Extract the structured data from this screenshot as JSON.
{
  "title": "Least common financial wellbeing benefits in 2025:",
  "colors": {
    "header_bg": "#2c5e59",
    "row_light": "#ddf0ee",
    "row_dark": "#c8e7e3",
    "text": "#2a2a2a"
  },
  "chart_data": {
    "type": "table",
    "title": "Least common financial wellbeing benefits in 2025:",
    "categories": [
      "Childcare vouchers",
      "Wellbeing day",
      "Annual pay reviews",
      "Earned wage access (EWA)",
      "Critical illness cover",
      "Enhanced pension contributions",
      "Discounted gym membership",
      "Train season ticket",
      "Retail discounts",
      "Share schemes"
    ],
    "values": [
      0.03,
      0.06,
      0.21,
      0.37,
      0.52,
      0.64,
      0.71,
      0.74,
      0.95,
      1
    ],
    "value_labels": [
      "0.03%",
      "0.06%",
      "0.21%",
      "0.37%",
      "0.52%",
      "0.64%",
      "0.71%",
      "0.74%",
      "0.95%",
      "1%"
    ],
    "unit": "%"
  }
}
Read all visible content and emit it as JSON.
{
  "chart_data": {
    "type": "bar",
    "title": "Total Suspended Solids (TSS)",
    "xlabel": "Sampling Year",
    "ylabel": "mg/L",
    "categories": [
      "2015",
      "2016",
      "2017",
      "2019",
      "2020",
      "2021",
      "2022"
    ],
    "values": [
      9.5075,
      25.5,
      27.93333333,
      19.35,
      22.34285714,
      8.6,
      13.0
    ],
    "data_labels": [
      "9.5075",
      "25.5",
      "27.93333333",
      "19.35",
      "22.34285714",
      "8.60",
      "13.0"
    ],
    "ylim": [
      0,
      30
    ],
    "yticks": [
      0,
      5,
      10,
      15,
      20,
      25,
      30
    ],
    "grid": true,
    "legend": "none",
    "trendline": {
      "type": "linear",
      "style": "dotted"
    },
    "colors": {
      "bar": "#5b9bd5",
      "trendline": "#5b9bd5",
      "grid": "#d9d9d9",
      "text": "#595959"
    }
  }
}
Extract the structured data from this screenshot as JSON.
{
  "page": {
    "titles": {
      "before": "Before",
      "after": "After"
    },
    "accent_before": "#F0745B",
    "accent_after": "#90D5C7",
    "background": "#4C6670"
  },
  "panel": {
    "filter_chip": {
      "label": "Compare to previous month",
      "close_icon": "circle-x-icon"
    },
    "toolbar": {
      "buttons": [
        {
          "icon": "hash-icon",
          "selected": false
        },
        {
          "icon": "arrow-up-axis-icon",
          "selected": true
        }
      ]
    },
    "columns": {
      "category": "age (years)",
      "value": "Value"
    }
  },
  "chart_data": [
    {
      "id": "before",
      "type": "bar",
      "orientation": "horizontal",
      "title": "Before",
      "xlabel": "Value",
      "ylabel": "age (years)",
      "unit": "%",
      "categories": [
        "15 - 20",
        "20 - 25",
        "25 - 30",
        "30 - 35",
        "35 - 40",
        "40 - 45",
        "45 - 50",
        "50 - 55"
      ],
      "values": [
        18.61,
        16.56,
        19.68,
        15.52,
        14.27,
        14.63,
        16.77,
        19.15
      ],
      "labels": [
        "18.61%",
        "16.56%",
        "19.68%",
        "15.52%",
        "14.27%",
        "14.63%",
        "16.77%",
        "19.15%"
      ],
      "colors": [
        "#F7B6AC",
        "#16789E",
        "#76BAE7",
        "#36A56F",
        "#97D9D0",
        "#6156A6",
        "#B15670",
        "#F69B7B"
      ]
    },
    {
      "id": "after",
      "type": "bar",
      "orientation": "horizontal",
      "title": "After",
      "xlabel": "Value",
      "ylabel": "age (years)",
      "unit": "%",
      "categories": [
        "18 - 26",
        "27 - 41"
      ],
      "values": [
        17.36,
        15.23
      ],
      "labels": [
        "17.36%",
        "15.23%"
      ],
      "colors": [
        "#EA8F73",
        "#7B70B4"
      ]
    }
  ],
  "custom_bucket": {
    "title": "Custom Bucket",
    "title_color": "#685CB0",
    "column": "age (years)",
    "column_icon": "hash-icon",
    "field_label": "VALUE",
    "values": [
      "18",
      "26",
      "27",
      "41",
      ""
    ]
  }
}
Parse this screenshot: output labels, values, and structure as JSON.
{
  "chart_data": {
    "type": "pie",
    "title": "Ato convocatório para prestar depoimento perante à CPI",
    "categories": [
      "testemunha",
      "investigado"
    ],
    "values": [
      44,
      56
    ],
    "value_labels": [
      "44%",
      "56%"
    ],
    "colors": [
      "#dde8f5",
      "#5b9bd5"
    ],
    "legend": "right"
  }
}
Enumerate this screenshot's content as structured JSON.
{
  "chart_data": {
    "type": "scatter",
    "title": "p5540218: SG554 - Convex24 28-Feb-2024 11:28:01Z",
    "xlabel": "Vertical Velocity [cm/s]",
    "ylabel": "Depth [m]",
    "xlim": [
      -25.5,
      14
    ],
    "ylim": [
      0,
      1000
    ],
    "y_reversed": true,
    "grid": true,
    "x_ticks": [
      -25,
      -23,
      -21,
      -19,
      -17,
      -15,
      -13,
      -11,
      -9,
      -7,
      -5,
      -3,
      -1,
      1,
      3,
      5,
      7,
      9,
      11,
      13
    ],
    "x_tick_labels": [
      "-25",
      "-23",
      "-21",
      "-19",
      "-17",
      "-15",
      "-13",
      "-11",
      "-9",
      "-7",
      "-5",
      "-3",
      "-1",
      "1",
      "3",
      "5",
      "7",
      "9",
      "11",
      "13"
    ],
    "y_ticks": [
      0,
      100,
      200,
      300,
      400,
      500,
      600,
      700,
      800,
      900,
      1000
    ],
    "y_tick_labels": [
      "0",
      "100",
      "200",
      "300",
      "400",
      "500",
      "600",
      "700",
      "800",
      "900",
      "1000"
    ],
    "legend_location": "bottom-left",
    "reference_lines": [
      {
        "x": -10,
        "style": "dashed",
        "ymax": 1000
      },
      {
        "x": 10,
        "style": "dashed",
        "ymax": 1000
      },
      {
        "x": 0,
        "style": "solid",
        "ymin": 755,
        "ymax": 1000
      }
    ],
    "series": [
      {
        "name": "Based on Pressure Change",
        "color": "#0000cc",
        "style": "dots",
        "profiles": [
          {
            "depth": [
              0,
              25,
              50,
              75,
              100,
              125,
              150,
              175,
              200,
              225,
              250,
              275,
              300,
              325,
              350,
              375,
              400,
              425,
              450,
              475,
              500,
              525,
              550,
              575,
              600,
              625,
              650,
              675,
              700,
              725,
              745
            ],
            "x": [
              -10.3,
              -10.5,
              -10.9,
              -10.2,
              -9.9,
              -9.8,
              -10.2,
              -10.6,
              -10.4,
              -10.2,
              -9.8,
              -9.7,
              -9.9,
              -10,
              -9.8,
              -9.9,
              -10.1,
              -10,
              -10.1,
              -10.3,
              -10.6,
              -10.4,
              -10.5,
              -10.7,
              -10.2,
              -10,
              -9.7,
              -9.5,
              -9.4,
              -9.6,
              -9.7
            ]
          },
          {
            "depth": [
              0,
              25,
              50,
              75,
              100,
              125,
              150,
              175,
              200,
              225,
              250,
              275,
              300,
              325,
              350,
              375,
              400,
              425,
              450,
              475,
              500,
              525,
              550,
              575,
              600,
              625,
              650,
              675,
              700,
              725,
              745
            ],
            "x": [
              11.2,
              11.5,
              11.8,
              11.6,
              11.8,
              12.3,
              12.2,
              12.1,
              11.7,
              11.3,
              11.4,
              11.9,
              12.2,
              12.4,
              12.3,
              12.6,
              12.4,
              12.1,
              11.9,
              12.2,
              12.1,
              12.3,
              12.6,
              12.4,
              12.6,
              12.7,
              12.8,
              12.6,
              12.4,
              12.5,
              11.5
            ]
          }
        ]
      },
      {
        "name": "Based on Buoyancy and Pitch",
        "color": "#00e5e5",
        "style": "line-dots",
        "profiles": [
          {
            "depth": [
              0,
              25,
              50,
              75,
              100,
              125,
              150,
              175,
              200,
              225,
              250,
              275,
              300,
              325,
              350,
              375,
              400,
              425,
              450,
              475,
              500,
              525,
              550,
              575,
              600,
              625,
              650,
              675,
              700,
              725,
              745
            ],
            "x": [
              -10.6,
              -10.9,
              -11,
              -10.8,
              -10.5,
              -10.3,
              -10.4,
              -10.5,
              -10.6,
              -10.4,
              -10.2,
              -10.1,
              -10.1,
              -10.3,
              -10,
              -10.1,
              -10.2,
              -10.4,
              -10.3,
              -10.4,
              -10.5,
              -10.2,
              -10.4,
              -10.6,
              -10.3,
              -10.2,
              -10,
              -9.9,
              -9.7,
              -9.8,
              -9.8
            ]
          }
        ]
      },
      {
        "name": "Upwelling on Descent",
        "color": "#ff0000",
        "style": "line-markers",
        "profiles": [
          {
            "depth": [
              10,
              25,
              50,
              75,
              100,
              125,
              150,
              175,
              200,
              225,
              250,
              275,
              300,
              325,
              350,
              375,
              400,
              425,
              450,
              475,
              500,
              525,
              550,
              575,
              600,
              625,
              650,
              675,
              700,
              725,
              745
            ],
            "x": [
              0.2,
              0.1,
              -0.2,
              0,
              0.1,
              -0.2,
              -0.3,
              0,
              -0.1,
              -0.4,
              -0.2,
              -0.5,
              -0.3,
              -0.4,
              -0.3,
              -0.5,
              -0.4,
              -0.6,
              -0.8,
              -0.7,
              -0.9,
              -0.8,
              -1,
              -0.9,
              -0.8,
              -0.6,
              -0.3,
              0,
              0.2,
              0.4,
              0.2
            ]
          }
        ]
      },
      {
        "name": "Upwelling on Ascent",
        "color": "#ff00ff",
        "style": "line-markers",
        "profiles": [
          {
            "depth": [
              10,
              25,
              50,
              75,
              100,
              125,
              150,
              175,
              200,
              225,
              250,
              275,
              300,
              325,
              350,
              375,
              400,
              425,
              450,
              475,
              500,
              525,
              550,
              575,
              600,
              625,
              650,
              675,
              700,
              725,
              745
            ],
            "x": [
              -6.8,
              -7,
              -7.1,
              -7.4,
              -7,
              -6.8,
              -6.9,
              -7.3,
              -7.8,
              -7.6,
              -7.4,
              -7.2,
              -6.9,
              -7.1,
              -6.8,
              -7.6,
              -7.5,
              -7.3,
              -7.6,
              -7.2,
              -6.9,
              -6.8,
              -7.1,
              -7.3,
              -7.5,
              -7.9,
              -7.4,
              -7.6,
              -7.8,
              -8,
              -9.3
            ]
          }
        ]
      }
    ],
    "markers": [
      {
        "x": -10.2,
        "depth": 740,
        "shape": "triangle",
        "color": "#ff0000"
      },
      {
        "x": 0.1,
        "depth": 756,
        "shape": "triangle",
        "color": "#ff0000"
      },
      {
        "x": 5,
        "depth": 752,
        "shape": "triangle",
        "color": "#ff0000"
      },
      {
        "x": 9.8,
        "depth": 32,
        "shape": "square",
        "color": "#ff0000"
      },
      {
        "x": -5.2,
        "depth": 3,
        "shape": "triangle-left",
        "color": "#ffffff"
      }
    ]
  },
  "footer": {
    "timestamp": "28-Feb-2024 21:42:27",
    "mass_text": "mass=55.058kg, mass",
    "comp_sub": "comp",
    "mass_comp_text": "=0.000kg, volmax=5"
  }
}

## EXERCISE TASK
Show each line of the data that contains the string "icon".

## WRITTEN RESPONSE
      "close_icon": "circle-x-icon"
          "icon": "hash-icon",
          "icon": "arrow-up-axis-icon",
    "column_icon": "hash-icon",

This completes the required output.